**Your task**
Copy the listing below in full and skip every picture.

(Stored items from a collection)

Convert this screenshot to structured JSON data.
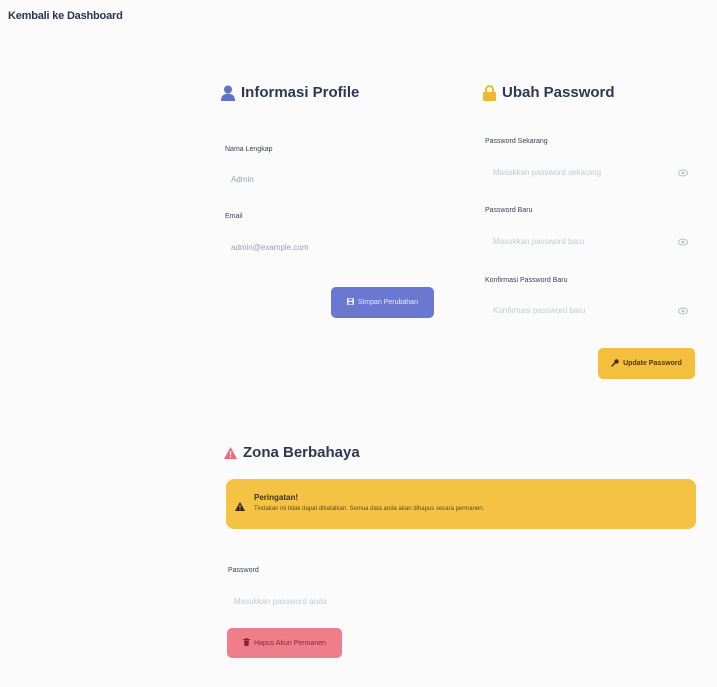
{
  "nav": {
    "back_label": "Kembali ke Dashboard"
  },
  "profile": {
    "title": "Informasi Profile",
    "name_label": "Nama Lengkap",
    "name_value": "Admin",
    "email_label": "Email",
    "email_value": "admin@example.com",
    "save_button": "Simpan Perubahan",
    "accent_color": "#6a78d1"
  },
  "password": {
    "title": "Ubah Password",
    "current_label": "Password Sekarang",
    "current_placeholder": "Masukkan password sekarang",
    "new_label": "Password Baru",
    "new_placeholder": "Masukkan password baru",
    "confirm_label": "Konfirmasi Password Baru",
    "confirm_placeholder": "Konfirmasi password baru",
    "update_button": "Update Password",
    "accent_color": "#f3bf3c"
  },
  "danger": {
    "title": "Zona Berbahaya",
    "warning_title": "Peringatan!",
    "warning_text": "Tindakan ini tidak dapat dibatalkan. Semua data anda akan dihapus secara permanen.",
    "password_label": "Password",
    "password_placeholder": "Masukkan password anda",
    "delete_button": "Hapus Akun Permanen",
    "accent_color": "#f07e8a",
    "warning_color": "#f4c343"
  },
  "icons": {
    "profile": "user-icon",
    "password": "lock-icon",
    "danger": "warning-triangle-icon",
    "save": "floppy-disk-icon",
    "update": "key-icon",
    "delete": "trash-icon",
    "visibility": "eye-icon"
  }
}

**Result of the task**
Convert this screenshot to structured JSON data.
{
  "nav": {
    "back_label": "Kembali ke Dashboard"
  },
  "profile": {
    "title": "Informasi Profile",
    "name_label": "Nama Lengkap",
    "name_value": "Admin",
    "email_label": "Email",
    "email_value": "admin@example.com",
    "save_button": "Simpan Perubahan",
    "accent_color": "#6a78d1"
  },
  "password": {
    "title": "Ubah Password",
    "current_label": "Password Sekarang",
    "current_placeholder": "Masukkan password sekarang",
    "new_label": "Password Baru",
    "new_placeholder": "Masukkan password baru",
    "confirm_label": "Konfirmasi Password Baru",
    "confirm_placeholder": "Konfirmasi password baru",
    "update_button": "Update Password",
    "accent_color": "#f3bf3c"
  },
  "danger": {
    "title": "Zona Berbahaya",
    "warning_title": "Peringatan!",
    "warning_text": "Tindakan ini tidak dapat dibatalkan. Semua data anda akan dihapus secara permanen.",
    "password_label": "Password",
    "password_placeholder": "Masukkan password anda",
    "delete_button": "Hapus Akun Permanen",
    "accent_color": "#f07e8a",
    "warning_color": "#f4c343"
  },
  "icons": {
    "profile": "user-icon",
    "password": "lock-icon",
    "danger": "warning-triangle-icon",
    "save": "floppy-disk-icon",
    "update": "key-icon",
    "delete": "trash-icon",
    "visibility": "eye-icon"
  }
}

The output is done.